**What the task asks**
Extract the lines that carry the string "data" from the listing.

━━━━━━━━━━━━━━━━━━━━━━━━━━━━━━

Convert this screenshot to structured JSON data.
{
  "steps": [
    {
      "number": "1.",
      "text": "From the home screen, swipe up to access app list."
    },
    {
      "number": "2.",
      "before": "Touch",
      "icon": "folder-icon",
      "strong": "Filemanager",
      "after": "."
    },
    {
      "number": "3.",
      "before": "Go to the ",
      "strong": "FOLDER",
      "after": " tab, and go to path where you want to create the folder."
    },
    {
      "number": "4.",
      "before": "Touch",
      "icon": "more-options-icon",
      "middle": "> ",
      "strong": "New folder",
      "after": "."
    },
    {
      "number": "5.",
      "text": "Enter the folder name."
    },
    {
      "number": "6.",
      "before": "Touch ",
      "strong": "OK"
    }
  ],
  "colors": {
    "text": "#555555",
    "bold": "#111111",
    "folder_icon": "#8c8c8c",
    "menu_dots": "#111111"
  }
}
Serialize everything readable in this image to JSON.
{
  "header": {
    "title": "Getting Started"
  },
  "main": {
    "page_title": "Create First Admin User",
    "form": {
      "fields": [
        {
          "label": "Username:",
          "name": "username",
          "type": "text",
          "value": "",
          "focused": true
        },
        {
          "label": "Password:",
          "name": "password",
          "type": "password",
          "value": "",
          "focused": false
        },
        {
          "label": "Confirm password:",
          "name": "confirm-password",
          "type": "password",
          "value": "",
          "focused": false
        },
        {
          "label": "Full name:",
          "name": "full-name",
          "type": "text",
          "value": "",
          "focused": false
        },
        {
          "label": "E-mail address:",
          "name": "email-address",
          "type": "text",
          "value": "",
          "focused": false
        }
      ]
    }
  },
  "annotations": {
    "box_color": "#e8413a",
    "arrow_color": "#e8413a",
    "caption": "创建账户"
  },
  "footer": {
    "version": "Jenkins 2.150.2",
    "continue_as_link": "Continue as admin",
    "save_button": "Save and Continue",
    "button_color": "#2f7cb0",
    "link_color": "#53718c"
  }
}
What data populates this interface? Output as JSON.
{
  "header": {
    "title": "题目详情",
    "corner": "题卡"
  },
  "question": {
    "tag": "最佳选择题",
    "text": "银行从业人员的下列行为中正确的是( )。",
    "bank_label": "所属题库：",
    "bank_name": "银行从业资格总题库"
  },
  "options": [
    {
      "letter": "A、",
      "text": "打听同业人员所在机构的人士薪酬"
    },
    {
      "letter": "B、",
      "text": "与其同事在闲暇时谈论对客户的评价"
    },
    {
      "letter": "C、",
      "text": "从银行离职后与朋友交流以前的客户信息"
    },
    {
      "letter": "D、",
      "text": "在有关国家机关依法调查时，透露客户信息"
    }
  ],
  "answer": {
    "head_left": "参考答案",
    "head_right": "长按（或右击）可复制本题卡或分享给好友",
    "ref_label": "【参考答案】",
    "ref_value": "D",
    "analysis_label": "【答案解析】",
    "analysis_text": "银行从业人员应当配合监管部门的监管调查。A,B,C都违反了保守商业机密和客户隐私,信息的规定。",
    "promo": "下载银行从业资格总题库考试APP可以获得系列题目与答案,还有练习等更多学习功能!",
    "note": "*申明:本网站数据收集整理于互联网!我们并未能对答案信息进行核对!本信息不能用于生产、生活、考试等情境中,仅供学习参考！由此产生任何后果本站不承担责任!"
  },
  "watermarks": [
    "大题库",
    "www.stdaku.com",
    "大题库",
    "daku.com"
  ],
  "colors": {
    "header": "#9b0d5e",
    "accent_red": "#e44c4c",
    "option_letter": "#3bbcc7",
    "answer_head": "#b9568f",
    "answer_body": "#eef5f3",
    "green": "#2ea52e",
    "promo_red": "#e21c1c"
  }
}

━━━━━━━━━━━━━━━━━━━━━━━━━━━━━━

**Result of the task**
Convert this screenshot to structured JSON data.
What data populates this interface? Output as JSON.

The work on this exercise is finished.